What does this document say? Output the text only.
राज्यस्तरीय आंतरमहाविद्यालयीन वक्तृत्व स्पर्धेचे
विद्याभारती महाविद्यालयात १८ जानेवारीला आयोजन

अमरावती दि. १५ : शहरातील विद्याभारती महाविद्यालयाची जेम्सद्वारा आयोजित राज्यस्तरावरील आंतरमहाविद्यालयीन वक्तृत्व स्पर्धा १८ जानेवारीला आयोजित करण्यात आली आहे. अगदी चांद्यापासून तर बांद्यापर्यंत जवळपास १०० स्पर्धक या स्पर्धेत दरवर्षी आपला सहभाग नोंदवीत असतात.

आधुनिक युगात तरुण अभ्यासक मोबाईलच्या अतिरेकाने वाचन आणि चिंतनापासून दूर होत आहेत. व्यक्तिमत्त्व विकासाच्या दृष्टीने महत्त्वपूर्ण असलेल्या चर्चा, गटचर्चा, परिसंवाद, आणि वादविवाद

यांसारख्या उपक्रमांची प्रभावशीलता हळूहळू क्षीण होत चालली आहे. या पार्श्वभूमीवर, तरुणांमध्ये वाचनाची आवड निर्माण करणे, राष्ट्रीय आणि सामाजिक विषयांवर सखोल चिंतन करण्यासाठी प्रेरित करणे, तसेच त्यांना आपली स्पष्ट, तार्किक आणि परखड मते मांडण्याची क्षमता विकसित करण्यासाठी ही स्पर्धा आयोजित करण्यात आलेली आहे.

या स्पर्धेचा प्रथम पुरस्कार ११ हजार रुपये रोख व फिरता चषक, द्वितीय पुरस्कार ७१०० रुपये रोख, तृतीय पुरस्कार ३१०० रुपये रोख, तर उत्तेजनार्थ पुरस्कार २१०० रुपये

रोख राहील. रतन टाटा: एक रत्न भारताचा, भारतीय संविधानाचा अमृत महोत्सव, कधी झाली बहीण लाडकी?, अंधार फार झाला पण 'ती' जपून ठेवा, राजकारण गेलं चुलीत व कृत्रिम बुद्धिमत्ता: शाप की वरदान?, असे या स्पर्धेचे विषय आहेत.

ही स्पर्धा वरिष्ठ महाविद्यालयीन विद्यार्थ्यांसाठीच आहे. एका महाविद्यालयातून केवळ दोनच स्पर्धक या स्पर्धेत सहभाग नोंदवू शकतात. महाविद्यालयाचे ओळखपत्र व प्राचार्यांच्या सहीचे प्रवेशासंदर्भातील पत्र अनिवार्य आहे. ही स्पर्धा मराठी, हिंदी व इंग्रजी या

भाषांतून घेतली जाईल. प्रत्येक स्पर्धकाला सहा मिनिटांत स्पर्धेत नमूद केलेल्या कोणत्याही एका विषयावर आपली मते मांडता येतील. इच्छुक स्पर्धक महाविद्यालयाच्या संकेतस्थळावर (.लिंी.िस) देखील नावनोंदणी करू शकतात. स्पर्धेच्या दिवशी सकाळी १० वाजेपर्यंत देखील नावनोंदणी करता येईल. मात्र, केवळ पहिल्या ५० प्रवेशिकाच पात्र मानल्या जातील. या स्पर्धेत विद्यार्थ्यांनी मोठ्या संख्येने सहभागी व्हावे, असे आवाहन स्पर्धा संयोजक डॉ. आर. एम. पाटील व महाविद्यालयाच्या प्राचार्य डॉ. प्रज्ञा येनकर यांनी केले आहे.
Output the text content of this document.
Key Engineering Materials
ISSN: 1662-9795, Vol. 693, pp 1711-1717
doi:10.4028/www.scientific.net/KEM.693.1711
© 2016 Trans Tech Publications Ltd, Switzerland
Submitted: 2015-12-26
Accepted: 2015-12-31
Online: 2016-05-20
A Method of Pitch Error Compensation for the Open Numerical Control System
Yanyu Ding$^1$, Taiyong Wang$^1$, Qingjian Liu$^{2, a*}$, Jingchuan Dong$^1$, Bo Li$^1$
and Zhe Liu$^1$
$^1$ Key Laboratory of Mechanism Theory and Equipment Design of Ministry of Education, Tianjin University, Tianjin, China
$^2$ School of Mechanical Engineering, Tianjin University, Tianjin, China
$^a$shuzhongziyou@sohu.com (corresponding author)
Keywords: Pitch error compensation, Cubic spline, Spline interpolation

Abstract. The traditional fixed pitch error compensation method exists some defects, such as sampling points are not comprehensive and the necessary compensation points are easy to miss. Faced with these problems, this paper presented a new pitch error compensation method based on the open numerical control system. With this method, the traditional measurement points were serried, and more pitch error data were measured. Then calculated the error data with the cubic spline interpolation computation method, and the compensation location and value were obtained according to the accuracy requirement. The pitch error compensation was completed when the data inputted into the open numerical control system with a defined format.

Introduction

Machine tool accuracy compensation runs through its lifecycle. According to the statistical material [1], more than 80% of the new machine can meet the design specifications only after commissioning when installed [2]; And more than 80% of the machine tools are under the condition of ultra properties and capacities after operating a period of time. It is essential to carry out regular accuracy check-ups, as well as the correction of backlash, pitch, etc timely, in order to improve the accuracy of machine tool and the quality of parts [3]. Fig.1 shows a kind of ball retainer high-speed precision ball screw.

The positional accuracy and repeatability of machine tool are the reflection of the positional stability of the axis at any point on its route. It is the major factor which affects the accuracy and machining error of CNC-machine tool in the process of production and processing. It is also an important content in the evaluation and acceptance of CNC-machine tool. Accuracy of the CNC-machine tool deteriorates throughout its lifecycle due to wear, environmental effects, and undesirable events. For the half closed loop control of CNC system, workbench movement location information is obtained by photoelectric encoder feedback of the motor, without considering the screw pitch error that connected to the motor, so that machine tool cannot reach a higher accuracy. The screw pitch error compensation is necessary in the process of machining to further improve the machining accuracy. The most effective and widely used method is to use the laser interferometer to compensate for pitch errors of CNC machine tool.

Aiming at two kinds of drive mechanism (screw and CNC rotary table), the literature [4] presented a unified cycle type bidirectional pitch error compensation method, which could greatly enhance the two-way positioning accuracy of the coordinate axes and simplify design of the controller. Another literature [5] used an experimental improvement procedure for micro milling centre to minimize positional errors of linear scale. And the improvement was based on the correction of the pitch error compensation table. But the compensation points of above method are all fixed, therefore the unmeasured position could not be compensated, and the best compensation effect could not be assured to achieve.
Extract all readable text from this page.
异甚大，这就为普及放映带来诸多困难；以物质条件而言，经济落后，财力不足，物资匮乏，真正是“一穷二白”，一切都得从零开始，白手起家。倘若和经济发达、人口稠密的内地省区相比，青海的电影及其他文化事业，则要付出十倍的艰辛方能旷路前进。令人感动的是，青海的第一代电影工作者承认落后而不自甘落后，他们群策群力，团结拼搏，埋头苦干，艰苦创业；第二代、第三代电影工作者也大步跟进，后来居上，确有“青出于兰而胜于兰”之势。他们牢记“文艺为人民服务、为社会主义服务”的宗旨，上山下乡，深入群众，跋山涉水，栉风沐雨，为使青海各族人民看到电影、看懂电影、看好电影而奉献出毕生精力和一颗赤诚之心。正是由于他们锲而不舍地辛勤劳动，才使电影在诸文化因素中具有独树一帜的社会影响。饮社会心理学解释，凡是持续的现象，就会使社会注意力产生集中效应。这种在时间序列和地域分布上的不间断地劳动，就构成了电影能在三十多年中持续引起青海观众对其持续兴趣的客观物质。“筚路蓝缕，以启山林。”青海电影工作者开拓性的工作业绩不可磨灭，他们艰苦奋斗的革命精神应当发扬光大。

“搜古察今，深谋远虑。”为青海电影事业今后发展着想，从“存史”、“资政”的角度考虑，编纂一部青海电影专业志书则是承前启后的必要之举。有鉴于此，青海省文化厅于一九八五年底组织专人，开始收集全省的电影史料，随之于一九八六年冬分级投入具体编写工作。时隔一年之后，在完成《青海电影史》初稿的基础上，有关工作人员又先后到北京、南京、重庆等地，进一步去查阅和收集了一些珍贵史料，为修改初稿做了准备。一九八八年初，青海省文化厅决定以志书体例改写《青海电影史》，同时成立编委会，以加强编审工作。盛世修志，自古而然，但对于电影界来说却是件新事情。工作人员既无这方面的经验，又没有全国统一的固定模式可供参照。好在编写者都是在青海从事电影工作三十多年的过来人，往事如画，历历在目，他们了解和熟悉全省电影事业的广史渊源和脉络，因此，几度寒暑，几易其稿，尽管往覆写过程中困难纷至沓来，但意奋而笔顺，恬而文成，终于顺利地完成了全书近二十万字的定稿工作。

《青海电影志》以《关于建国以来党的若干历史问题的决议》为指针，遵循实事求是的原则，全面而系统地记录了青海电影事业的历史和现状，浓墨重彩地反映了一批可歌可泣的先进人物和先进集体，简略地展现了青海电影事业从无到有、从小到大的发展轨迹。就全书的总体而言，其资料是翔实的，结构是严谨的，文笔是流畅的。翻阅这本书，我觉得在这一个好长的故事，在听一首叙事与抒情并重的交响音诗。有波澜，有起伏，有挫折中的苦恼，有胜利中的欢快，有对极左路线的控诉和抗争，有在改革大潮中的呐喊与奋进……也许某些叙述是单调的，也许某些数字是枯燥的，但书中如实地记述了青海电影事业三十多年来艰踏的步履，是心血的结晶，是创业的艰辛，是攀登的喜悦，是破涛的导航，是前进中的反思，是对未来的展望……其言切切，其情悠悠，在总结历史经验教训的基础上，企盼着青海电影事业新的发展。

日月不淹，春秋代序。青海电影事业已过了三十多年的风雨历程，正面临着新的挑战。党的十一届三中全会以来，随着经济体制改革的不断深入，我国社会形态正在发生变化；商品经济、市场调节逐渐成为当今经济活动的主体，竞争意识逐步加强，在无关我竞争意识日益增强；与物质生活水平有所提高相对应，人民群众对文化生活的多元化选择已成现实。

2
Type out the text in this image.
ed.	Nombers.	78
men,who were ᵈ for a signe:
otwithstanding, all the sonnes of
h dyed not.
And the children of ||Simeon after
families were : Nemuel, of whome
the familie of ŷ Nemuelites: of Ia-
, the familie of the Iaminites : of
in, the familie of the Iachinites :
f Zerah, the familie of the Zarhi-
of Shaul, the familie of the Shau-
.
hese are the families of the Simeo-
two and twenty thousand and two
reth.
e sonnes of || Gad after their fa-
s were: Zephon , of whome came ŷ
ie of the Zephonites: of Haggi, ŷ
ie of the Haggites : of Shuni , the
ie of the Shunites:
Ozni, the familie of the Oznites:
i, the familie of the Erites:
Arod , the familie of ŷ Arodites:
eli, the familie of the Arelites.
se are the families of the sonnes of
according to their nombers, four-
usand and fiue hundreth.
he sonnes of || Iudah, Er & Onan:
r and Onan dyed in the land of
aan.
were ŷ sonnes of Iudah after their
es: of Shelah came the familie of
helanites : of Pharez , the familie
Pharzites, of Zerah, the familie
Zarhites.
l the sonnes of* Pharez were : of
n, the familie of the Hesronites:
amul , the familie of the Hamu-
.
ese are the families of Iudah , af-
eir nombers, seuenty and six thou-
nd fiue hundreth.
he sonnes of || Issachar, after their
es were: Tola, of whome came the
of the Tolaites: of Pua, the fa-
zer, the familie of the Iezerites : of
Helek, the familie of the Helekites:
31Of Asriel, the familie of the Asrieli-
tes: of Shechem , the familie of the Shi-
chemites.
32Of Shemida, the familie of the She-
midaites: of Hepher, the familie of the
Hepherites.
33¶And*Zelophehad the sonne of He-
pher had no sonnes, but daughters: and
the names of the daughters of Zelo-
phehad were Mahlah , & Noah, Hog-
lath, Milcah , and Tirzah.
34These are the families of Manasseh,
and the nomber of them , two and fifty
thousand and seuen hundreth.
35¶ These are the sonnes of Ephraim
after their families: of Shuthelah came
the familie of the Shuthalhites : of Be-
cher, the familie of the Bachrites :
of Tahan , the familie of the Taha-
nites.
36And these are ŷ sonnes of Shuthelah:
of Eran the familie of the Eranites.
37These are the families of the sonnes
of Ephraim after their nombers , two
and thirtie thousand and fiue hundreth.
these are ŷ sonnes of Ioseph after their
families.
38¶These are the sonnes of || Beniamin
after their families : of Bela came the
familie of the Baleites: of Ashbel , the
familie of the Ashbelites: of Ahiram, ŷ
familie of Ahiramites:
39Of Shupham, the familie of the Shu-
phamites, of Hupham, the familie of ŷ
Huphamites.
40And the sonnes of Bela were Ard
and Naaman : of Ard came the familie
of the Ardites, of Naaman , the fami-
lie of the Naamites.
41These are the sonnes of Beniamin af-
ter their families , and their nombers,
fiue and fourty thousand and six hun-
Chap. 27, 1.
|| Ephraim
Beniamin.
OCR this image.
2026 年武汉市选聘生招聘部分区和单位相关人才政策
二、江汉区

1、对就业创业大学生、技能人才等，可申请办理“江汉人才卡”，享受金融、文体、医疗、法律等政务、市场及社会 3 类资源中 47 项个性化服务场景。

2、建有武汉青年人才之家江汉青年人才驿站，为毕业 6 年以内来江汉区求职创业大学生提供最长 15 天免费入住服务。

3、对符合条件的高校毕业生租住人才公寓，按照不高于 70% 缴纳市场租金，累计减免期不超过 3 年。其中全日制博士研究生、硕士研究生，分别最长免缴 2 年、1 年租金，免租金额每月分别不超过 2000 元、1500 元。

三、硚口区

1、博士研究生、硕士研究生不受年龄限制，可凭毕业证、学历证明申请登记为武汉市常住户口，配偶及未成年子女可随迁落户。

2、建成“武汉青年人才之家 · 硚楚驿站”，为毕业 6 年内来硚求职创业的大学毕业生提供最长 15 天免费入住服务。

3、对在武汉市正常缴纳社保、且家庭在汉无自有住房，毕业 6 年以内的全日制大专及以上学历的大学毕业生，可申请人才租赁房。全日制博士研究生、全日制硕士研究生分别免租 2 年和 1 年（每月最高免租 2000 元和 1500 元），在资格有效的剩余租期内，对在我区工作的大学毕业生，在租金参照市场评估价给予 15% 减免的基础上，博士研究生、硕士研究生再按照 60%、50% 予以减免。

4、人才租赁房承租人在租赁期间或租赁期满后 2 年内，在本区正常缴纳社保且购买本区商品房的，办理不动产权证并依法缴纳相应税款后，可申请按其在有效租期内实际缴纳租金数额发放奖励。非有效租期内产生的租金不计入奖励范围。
★ ★ ★ ★ ★
# Short exercise
Copy out all lines above that include the string "only".

# Task result
What does this document say? Output the text only.
Machine tool accuracy compensation runs through its lifecycle. According to the statistical material [1], more than 80% of the new machine can meet the design specifications only after commissioning when installed [2]; And more than 80% of the machine tools are under the condition of ultra properties and capacities after operating a period of time. It is essential to carry out regular accuracy check-ups, as well as the correction of backlash, pitch, etc timely, in order to improve the accuracy of machine tool and the quality of parts [3]. Fig.1 shows a kind of ball retainer high-speed precision ball screw.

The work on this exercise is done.